* Start *

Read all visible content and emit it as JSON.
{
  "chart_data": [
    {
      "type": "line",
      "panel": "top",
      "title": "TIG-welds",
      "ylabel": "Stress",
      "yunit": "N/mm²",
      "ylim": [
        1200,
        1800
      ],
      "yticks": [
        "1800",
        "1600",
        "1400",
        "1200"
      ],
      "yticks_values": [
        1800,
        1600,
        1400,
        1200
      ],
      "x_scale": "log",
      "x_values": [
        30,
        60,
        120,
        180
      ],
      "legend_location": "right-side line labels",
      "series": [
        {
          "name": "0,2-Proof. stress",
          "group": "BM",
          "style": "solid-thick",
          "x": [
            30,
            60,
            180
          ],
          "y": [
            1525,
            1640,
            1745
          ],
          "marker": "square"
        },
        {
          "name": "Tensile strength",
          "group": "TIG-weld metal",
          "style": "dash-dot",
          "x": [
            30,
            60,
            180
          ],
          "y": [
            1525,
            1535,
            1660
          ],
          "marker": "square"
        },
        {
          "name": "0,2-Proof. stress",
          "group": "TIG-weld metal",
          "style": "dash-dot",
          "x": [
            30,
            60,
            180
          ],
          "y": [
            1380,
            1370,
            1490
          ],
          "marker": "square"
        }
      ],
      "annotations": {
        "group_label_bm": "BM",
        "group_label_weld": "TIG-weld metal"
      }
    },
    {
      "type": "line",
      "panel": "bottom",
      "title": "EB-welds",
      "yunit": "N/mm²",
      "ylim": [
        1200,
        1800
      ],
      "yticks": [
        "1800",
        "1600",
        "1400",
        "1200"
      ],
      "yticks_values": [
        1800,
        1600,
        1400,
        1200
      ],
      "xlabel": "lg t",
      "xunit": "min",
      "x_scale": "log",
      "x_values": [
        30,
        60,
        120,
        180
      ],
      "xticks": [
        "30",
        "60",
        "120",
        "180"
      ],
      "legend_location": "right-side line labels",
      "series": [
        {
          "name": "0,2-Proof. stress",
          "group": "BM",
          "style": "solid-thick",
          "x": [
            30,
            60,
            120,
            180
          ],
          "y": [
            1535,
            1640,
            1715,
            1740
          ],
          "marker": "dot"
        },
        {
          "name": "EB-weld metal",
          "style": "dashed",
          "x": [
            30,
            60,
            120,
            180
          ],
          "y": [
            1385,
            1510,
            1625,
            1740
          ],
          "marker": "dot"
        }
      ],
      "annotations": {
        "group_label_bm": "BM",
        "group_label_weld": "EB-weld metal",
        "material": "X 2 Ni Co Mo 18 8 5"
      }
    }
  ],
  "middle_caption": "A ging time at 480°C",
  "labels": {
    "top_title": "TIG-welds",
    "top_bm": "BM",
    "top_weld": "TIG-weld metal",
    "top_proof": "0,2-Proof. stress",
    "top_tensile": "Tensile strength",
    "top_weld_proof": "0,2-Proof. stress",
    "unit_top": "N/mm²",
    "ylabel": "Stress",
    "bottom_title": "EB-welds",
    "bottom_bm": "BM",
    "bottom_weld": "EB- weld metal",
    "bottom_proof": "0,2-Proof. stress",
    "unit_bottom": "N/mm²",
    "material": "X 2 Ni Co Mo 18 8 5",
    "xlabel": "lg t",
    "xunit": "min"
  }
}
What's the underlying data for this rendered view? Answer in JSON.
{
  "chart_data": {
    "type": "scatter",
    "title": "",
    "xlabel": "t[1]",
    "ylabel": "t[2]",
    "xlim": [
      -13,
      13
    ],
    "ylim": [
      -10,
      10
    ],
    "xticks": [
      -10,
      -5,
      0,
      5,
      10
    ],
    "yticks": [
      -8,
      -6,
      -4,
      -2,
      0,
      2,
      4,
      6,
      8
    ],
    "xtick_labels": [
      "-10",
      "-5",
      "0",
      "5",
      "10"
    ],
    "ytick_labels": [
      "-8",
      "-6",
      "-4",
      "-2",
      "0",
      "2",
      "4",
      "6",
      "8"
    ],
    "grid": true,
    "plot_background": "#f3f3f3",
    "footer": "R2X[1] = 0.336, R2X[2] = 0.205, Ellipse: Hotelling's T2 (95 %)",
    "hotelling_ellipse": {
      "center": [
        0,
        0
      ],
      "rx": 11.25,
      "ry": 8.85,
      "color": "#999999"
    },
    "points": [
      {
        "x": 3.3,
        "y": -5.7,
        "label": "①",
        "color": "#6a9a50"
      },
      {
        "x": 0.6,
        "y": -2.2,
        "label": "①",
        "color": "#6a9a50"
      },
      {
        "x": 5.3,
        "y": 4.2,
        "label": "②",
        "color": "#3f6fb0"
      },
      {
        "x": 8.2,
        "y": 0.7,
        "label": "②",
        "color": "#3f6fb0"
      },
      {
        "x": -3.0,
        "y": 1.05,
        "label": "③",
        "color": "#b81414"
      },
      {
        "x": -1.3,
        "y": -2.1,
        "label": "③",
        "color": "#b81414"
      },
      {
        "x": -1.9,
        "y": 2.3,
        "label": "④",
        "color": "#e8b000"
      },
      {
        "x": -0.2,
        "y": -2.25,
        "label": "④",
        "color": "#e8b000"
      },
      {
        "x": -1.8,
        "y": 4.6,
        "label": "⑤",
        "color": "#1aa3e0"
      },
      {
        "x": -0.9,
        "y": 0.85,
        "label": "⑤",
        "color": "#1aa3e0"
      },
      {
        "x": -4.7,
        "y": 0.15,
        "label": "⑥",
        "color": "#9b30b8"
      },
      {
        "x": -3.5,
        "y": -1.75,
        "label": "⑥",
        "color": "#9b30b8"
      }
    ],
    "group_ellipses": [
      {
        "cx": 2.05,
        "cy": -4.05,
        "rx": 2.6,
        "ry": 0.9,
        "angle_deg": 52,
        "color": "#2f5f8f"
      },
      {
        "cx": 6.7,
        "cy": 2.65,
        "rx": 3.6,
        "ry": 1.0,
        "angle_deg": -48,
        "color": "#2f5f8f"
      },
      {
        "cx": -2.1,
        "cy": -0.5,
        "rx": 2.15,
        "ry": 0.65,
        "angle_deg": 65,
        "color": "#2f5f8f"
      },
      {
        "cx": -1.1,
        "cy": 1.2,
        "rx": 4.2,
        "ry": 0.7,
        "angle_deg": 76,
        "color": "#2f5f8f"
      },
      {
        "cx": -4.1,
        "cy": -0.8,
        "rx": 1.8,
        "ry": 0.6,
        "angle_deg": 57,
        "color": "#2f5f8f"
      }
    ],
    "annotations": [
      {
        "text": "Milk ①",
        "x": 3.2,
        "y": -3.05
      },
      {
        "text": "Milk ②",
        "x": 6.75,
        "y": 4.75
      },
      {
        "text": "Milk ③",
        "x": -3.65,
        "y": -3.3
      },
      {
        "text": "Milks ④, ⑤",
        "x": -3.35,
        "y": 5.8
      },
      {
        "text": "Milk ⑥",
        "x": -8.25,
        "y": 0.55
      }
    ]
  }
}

* End *

Stated problem
Return the entries above exactly as they appear.

Answer below
Read all visible content and emit it as JSON.
{
  "chart_data": [
    {
      "type": "line",
      "panel": "top",
      "title": "TIG-welds",
      "ylabel": "Stress",
      "yunit": "N/mm²",
      "ylim": [
        1200,
        1800
      ],
      "yticks": [
        "1800",
        "1600",
        "1400",
        "1200"
      ],
      "yticks_values": [
        1800,
        1600,
        1400,
        1200
      ],
      "x_scale": "log",
      "x_values": [
        30,
        60,
        120,
        180
      ],
      "legend_location": "right-side line labels",
      "series": [
        {
          "name": "0,2-Proof. stress",
          "group": "BM",
          "style": "solid-thick",
          "x": [
            30,
            60,
            180
          ],
          "y": [
            1525,
            1640,
            1745
          ],
          "marker": "square"
        },
        {
          "name": "Tensile strength",
          "group": "TIG-weld metal",
          "style": "dash-dot",
          "x": [
            30,
            60,
            180
          ],
          "y": [
            1525,
            1535,
            1660
          ],
          "marker": "square"
        },
        {
          "name": "0,2-Proof. stress",
          "group": "TIG-weld metal",
          "style": "dash-dot",
          "x": [
            30,
            60,
            180
          ],
          "y": [
            1380,
            1370,
            1490
          ],
          "marker": "square"
        }
      ],
      "annotations": {
        "group_label_bm": "BM",
        "group_label_weld": "TIG-weld metal"
      }
    },
    {
      "type": "line",
      "panel": "bottom",
      "title": "EB-welds",
      "yunit": "N/mm²",
      "ylim": [
        1200,
        1800
      ],
      "yticks": [
        "1800",
        "1600",
        "1400",
        "1200"
      ],
      "yticks_values": [
        1800,
        1600,
        1400,
        1200
      ],
      "xlabel": "lg t",
      "xunit": "min",
      "x_scale": "log",
      "x_values": [
        30,
        60,
        120,
        180
      ],
      "xticks": [
        "30",
        "60",
        "120",
        "180"
      ],
      "legend_location": "right-side line labels",
      "series": [
        {
          "name": "0,2-Proof. stress",
          "group": "BM",
          "style": "solid-thick",
          "x": [
            30,
            60,
            120,
            180
          ],
          "y": [
            1535,
            1640,
            1715,
            1740
          ],
          "marker": "dot"
        },
        {
          "name": "EB-weld metal",
          "style": "dashed",
          "x": [
            30,
            60,
            120,
            180
          ],
          "y": [
            1385,
            1510,
            1625,
            1740
          ],
          "marker": "dot"
        }
      ],
      "annotations": {
        "group_label_bm": "BM",
        "group_label_weld": "EB-weld metal",
        "material": "X 2 Ni Co Mo 18 8 5"
      }
    }
  ],
  "middle_caption": "A ging time at 480°C",
  "labels": {
    "top_title": "TIG-welds",
    "top_bm": "BM",
    "top_weld": "TIG-weld metal",
    "top_proof": "0,2-Proof. stress",
    "top_tensile": "Tensile strength",
    "top_weld_proof": "0,2-Proof. stress",
    "unit_top": "N/mm²",
    "ylabel": "Stress",
    "bottom_title": "EB-welds",
    "bottom_bm": "BM",
    "bottom_weld": "EB- weld metal",
    "bottom_proof": "0,2-Proof. stress",
    "unit_bottom": "N/mm²",
    "material": "X 2 Ni Co Mo 18 8 5",
    "xlabel": "lg t",
    "xunit": "min"
  }
}
What's the underlying data for this rendered view? Answer in JSON.
{
  "chart_data": {
    "type": "scatter",
    "title": "",
    "xlabel": "t[1]",
    "ylabel": "t[2]",
    "xlim": [
      -13,
      13
    ],
    "ylim": [
      -10,
      10
    ],
    "xticks": [
      -10,
      -5,
      0,
      5,
      10
    ],
    "yticks": [
      -8,
      -6,
      -4,
      -2,
      0,
      2,
      4,
      6,
      8
    ],
    "xtick_labels": [
      "-10",
      "-5",
      "0",
      "5",
      "10"
    ],
    "ytick_labels": [
      "-8",
      "-6",
      "-4",
      "-2",
      "0",
      "2",
      "4",
      "6",
      "8"
    ],
    "grid": true,
    "plot_background": "#f3f3f3",
    "footer": "R2X[1] = 0.336, R2X[2] = 0.205, Ellipse: Hotelling's T2 (95 %)",
    "hotelling_ellipse": {
      "center": [
        0,
        0
      ],
      "rx": 11.25,
      "ry": 8.85,
      "color": "#999999"
    },
    "points": [
      {
        "x": 3.3,
        "y": -5.7,
        "label": "①",
        "color": "#6a9a50"
      },
      {
        "x": 0.6,
        "y": -2.2,
        "label": "①",
        "color": "#6a9a50"
      },
      {
        "x": 5.3,
        "y": 4.2,
        "label": "②",
        "color": "#3f6fb0"
      },
      {
        "x": 8.2,
        "y": 0.7,
        "label": "②",
        "color": "#3f6fb0"
      },
      {
        "x": -3.0,
        "y": 1.05,
        "label": "③",
        "color": "#b81414"
      },
      {
        "x": -1.3,
        "y": -2.1,
        "label": "③",
        "color": "#b81414"
      },
      {
        "x": -1.9,
        "y": 2.3,
        "label": "④",
        "color": "#e8b000"
      },
      {
        "x": -0.2,
        "y": -2.25,
        "label": "④",
        "color": "#e8b000"
      },
      {
        "x": -1.8,
        "y": 4.6,
        "label": "⑤",
        "color": "#1aa3e0"
      },
      {
        "x": -0.9,
        "y": 0.85,
        "label": "⑤",
        "color": "#1aa3e0"
      },
      {
        "x": -4.7,
        "y": 0.15,
        "label": "⑥",
        "color": "#9b30b8"
      },
      {
        "x": -3.5,
        "y": -1.75,
        "label": "⑥",
        "color": "#9b30b8"
      }
    ],
    "group_ellipses": [
      {
        "cx": 2.05,
        "cy": -4.05,
        "rx": 2.6,
        "ry": 0.9,
        "angle_deg": 52,
        "color": "#2f5f8f"
      },
      {
        "cx": 6.7,
        "cy": 2.65,
        "rx": 3.6,
        "ry": 1.0,
        "angle_deg": -48,
        "color": "#2f5f8f"
      },
      {
        "cx": -2.1,
        "cy": -0.5,
        "rx": 2.15,
        "ry": 0.65,
        "angle_deg": 65,
        "color": "#2f5f8f"
      },
      {
        "cx": -1.1,
        "cy": 1.2,
        "rx": 4.2,
        "ry": 0.7,
        "angle_deg": 76,
        "color": "#2f5f8f"
      },
      {
        "cx": -4.1,
        "cy": -0.8,
        "rx": 1.8,
        "ry": 0.6,
        "angle_deg": 57,
        "color": "#2f5f8f"
      }
    ],
    "annotations": [
      {
        "text": "Milk ①",
        "x": 3.2,
        "y": -3.05
      },
      {
        "text": "Milk ②",
        "x": 6.75,
        "y": 4.75
      },
      {
        "text": "Milk ③",
        "x": -3.65,
        "y": -3.3
      },
      {
        "text": "Milks ④, ⑤",
        "x": -3.35,
        "y": 5.8
      },
      {
        "text": "Milk ⑥",
        "x": -8.25,
        "y": 0.55
      }
    ]
  }
}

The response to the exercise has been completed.